--- Exercise materials ---
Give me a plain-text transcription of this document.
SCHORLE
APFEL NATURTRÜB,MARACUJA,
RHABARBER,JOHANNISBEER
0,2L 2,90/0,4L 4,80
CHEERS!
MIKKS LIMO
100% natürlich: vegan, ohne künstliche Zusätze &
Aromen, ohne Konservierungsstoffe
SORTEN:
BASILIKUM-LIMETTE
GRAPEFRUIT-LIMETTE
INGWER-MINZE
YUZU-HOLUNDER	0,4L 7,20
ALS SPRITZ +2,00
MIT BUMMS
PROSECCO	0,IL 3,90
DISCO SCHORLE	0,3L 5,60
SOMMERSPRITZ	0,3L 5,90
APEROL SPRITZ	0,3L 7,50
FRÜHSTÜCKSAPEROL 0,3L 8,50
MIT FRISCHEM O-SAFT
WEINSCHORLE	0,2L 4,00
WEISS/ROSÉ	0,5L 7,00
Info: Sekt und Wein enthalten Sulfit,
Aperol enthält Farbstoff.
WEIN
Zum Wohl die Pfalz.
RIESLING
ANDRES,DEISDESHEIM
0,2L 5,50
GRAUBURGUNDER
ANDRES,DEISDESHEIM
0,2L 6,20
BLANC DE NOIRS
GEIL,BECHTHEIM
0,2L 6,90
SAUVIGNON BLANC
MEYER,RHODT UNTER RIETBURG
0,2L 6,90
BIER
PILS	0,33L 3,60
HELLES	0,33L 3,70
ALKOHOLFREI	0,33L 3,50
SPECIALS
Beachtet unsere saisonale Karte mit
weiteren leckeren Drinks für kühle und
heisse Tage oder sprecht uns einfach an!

--- Exercise aim ---
Give the number of lines in the records above that contain the word "ohne". Reply with that number alone.

--- Reply to the task ---
2